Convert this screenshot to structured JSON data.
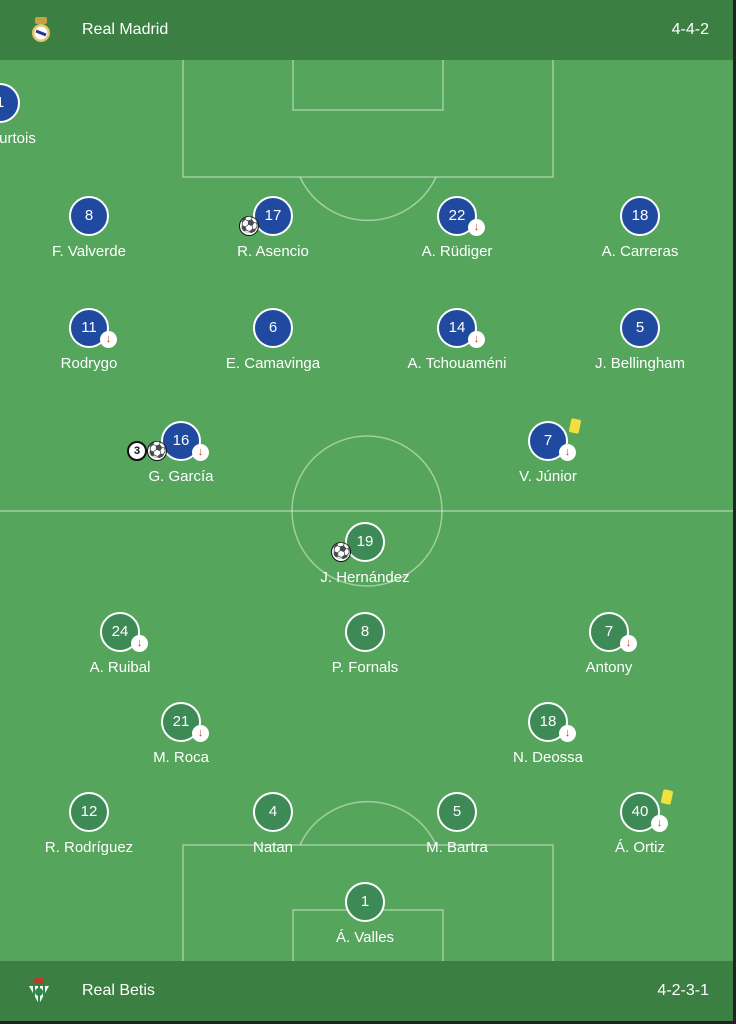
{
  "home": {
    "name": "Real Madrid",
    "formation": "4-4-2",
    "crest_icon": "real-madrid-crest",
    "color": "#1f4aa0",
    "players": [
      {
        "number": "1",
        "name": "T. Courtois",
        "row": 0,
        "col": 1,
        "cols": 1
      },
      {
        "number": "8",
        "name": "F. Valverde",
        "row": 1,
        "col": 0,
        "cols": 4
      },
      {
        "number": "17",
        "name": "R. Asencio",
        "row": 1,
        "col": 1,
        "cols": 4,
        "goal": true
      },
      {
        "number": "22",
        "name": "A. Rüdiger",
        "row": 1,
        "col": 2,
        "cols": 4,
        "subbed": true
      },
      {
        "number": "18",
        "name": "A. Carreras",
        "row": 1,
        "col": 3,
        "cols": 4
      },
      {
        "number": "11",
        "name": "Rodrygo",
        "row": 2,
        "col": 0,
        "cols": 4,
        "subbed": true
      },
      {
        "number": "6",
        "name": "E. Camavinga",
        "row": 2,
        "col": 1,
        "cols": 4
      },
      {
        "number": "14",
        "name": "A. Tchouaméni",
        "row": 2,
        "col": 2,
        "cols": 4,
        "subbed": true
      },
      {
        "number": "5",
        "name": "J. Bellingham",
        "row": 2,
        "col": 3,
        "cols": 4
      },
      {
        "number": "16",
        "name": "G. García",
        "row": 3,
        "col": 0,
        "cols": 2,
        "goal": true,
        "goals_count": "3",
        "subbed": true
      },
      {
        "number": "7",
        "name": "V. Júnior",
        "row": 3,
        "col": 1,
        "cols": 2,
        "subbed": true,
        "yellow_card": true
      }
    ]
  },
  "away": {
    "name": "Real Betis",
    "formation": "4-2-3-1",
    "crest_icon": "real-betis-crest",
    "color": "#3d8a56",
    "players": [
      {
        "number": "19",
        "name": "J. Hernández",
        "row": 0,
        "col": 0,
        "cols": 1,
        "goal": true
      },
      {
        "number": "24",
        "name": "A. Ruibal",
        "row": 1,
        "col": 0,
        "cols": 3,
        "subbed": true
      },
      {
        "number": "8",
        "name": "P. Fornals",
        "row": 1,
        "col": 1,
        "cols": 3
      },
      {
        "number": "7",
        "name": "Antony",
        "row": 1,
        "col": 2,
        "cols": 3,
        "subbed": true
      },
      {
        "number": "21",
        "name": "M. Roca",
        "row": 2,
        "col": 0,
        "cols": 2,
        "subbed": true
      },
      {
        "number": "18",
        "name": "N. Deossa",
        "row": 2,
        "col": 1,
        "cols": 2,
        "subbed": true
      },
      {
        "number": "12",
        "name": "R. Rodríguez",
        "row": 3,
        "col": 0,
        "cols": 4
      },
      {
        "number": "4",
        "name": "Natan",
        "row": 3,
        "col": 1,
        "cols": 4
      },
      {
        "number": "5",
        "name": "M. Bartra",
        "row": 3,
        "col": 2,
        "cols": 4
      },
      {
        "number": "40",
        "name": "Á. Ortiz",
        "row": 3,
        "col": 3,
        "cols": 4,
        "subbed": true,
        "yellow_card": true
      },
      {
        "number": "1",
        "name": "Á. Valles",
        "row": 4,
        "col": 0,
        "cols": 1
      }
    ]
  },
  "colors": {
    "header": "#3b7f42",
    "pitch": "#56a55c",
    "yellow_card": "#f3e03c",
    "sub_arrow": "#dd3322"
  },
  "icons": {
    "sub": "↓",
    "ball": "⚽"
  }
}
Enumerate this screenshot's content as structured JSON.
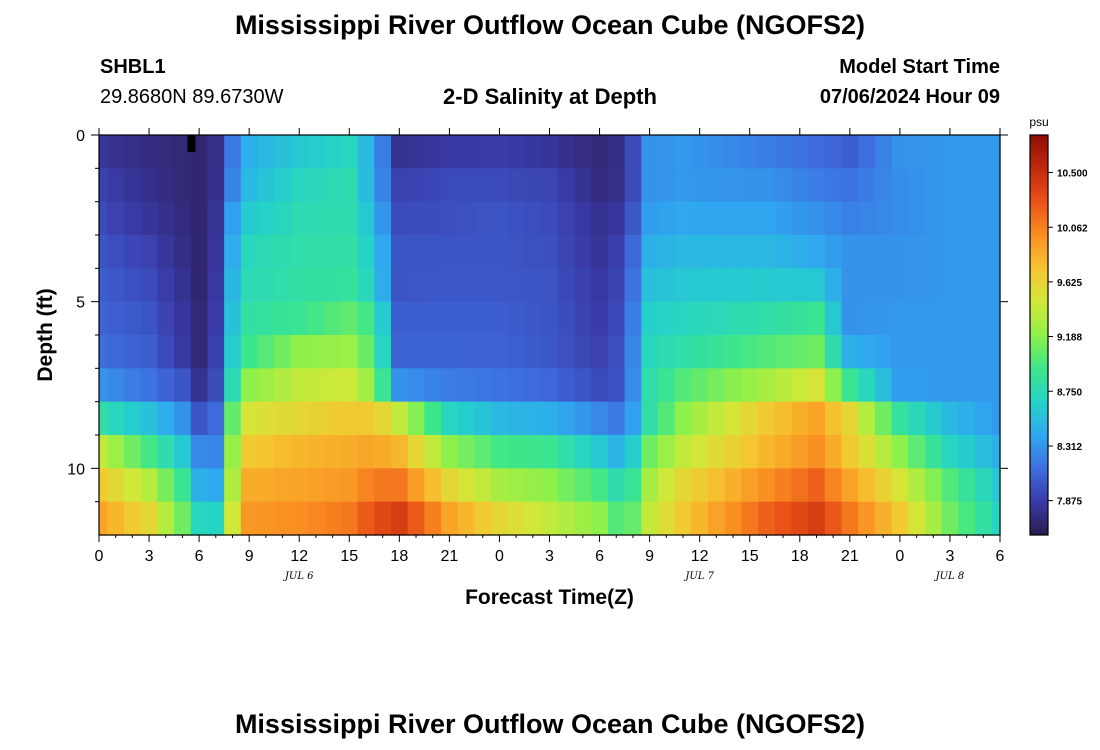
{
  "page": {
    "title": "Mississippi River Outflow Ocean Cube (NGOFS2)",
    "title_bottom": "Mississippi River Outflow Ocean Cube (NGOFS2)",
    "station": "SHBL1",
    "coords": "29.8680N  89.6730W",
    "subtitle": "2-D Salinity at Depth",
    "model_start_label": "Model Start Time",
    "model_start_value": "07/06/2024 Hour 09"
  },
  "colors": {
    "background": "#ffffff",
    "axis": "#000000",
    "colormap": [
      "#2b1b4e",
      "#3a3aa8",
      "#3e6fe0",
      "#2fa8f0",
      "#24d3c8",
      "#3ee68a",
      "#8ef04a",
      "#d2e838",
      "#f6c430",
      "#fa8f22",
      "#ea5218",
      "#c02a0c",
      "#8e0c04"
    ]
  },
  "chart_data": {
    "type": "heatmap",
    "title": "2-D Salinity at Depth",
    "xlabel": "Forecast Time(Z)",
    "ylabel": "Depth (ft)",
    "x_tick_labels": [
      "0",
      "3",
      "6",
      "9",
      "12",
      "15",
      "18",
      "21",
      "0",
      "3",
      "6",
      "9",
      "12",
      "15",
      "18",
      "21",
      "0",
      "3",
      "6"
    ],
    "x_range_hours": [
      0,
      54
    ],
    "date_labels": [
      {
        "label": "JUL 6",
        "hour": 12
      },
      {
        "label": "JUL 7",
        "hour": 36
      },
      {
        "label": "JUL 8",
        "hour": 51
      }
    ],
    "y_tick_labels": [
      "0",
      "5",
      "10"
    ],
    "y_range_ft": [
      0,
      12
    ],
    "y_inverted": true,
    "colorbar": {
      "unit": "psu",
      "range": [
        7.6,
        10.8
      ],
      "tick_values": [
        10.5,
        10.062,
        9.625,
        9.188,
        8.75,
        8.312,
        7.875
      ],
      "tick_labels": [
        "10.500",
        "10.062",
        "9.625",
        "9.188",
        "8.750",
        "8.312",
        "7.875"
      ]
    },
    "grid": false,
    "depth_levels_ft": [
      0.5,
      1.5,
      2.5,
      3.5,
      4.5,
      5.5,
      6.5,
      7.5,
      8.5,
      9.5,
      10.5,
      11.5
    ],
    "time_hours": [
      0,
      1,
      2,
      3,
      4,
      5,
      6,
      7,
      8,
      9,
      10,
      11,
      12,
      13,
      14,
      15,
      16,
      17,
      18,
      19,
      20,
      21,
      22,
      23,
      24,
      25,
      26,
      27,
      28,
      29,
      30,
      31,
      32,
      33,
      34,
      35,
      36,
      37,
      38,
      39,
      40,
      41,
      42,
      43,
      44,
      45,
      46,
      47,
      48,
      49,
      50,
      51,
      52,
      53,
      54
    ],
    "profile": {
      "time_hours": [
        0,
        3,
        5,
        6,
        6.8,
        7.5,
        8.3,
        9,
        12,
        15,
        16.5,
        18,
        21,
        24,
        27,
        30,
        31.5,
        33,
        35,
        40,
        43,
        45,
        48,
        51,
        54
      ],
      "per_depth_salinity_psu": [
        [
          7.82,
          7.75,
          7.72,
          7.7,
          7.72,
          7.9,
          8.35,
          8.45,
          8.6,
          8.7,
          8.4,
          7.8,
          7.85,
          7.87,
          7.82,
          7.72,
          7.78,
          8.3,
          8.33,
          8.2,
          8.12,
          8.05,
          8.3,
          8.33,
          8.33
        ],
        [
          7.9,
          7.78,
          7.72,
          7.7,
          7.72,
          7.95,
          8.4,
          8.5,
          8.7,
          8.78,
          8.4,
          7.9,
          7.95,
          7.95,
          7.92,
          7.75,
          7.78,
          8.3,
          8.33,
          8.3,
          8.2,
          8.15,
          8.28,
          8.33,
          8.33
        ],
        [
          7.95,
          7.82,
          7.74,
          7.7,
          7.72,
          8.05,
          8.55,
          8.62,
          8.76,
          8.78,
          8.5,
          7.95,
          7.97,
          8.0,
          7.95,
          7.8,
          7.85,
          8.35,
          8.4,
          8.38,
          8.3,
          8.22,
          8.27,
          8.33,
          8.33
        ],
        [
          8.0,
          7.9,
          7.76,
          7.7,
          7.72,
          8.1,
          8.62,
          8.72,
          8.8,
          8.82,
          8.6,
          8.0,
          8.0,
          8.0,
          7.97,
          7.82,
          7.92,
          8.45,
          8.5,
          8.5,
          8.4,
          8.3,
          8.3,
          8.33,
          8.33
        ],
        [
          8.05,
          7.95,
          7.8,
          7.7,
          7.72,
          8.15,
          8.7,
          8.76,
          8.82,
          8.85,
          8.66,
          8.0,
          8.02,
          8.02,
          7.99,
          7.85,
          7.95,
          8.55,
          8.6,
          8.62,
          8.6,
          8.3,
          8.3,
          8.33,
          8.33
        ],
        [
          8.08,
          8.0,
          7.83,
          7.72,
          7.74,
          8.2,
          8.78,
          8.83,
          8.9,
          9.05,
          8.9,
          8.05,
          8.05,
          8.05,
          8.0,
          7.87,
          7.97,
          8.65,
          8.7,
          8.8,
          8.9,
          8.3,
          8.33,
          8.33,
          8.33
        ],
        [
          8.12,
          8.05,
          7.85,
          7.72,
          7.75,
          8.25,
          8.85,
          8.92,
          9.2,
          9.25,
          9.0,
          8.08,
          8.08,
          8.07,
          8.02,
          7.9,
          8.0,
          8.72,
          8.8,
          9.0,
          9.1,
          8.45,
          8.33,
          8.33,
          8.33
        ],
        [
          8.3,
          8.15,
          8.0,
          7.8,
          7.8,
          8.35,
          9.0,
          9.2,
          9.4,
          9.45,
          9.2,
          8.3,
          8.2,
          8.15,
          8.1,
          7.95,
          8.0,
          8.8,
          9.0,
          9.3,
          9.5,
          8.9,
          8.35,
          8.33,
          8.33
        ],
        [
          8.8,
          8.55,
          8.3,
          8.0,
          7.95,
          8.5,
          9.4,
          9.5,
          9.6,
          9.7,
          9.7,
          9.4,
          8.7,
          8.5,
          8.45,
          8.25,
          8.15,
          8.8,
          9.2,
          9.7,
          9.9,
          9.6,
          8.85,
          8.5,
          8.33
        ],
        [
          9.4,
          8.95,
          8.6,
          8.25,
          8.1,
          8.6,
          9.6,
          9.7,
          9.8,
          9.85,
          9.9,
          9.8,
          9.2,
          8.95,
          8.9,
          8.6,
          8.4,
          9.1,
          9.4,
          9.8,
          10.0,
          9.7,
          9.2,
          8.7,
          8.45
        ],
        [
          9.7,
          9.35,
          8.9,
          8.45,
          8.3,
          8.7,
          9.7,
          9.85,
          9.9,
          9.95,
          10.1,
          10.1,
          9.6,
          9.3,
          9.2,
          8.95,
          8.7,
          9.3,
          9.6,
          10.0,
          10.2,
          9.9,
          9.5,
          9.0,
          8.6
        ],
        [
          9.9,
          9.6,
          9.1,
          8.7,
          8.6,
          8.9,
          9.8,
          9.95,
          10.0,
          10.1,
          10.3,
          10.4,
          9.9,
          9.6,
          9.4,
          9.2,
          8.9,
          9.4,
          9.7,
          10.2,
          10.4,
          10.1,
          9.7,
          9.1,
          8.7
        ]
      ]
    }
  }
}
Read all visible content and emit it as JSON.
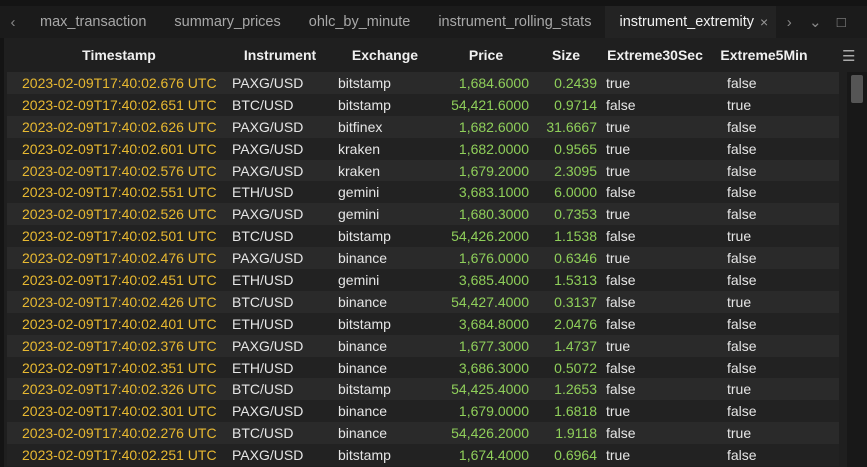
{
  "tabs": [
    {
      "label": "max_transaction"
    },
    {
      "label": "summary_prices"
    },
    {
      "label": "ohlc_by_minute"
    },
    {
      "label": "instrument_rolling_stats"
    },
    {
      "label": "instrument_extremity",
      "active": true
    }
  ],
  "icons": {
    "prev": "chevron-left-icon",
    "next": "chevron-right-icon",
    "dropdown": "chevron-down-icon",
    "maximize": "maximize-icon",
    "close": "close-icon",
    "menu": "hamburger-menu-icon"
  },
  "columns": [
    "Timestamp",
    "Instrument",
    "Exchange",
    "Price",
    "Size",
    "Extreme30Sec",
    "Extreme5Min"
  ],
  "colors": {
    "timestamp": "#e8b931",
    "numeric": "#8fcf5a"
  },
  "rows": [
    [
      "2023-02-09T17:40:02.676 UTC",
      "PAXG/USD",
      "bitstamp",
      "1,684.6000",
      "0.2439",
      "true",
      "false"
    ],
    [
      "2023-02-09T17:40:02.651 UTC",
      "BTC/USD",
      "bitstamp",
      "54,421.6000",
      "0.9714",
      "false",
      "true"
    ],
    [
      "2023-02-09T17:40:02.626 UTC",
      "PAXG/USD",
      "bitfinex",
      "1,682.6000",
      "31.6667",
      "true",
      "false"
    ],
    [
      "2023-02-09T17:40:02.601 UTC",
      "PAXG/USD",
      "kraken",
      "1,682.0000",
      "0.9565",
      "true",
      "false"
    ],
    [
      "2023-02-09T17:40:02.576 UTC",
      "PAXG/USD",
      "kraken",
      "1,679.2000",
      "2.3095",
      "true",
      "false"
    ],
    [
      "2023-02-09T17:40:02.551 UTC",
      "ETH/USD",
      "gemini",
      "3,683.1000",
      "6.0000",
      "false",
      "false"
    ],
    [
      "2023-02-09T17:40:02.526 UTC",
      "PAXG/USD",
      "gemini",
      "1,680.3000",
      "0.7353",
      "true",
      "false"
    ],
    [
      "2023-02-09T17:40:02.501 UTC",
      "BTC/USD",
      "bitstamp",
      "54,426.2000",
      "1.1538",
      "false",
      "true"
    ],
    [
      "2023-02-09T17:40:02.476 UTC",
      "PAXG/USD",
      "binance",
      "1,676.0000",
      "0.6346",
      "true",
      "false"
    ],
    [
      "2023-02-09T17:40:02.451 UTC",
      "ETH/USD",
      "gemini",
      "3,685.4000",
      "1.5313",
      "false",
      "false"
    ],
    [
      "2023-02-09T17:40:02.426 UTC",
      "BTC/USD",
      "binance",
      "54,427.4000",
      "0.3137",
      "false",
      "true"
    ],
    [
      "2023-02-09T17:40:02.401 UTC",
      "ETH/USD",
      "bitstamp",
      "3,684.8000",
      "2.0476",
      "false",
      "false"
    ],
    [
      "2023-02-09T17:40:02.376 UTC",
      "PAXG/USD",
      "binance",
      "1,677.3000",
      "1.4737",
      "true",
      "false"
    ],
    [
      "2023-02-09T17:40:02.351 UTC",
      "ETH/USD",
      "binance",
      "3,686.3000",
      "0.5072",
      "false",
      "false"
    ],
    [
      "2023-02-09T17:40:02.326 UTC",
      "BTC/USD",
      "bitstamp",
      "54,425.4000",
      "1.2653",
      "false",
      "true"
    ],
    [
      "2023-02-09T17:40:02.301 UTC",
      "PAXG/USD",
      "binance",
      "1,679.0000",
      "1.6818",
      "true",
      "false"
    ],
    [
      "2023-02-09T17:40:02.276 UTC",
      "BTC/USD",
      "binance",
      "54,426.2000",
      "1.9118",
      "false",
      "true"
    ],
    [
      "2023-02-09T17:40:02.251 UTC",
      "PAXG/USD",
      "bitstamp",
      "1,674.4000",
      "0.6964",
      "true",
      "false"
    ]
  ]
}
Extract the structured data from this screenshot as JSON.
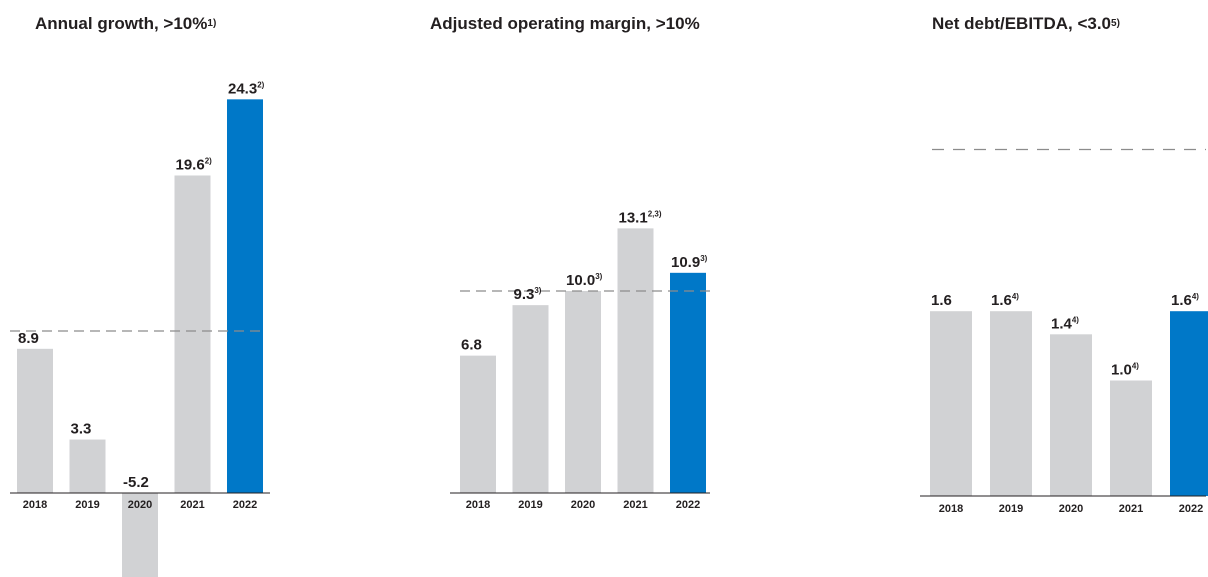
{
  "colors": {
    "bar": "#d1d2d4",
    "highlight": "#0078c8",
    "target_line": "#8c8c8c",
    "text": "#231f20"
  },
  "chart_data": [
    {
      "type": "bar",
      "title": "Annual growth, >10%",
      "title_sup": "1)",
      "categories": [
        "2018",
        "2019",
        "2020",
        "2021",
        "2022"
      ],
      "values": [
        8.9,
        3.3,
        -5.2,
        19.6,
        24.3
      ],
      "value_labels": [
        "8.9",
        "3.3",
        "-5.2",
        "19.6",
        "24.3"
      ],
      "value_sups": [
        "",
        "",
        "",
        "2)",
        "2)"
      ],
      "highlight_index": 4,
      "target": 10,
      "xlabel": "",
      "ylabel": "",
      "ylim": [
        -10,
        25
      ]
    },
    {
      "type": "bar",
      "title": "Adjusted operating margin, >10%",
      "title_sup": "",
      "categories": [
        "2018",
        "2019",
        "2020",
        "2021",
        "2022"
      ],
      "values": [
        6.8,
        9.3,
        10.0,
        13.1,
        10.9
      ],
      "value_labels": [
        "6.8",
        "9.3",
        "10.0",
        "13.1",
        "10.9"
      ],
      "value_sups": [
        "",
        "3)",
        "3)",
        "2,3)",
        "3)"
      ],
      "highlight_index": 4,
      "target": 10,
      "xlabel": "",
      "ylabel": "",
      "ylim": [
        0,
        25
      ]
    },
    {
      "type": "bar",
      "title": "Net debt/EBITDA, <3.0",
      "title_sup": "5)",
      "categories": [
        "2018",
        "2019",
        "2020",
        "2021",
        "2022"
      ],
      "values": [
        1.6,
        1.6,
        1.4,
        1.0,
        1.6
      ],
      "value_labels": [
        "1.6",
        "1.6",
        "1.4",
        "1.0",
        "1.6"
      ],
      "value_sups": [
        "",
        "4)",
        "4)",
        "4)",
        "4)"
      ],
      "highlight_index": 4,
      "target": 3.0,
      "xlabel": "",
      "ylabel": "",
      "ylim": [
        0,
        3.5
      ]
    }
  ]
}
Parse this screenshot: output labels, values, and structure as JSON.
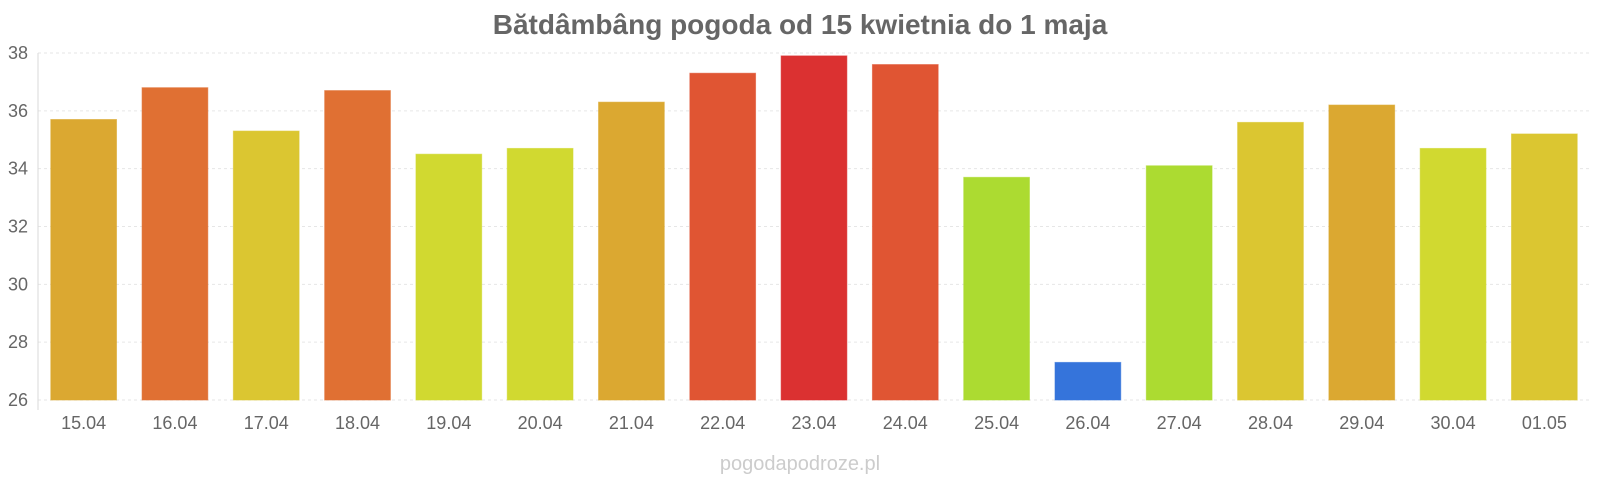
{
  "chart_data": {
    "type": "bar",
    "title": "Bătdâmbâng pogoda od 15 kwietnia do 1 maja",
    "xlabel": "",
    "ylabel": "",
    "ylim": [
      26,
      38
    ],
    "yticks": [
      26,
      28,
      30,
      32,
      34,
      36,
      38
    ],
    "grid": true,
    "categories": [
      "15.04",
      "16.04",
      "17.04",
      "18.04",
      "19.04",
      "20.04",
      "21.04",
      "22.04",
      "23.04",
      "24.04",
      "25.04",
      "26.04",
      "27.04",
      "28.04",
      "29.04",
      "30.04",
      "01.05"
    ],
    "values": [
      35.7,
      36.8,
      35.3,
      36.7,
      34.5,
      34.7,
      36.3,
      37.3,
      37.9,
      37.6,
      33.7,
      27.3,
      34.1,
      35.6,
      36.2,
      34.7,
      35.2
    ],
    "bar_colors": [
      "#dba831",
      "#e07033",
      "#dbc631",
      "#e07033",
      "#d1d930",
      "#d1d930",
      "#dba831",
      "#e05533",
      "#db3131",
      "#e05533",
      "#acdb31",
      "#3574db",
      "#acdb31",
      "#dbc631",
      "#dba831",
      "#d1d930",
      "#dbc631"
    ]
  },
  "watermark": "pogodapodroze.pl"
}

▶ [What is asked] Copy the final portion of the records: every line from the one containing "Parse this screenshot: output" through the last, word for word, without pictures.

▶ [Solution to this problem]
Parse this screenshot: output labels, values, and structure as JSON.
{
  "chart_data": {
    "type": "bar",
    "title": "Bătdâmbâng pogoda od 15 kwietnia do 1 maja",
    "xlabel": "",
    "ylabel": "",
    "ylim": [
      26,
      38
    ],
    "yticks": [
      26,
      28,
      30,
      32,
      34,
      36,
      38
    ],
    "grid": true,
    "categories": [
      "15.04",
      "16.04",
      "17.04",
      "18.04",
      "19.04",
      "20.04",
      "21.04",
      "22.04",
      "23.04",
      "24.04",
      "25.04",
      "26.04",
      "27.04",
      "28.04",
      "29.04",
      "30.04",
      "01.05"
    ],
    "values": [
      35.7,
      36.8,
      35.3,
      36.7,
      34.5,
      34.7,
      36.3,
      37.3,
      37.9,
      37.6,
      33.7,
      27.3,
      34.1,
      35.6,
      36.2,
      34.7,
      35.2
    ],
    "bar_colors": [
      "#dba831",
      "#e07033",
      "#dbc631",
      "#e07033",
      "#d1d930",
      "#d1d930",
      "#dba831",
      "#e05533",
      "#db3131",
      "#e05533",
      "#acdb31",
      "#3574db",
      "#acdb31",
      "#dbc631",
      "#dba831",
      "#d1d930",
      "#dbc631"
    ]
  },
  "watermark": "pogodapodroze.pl"
}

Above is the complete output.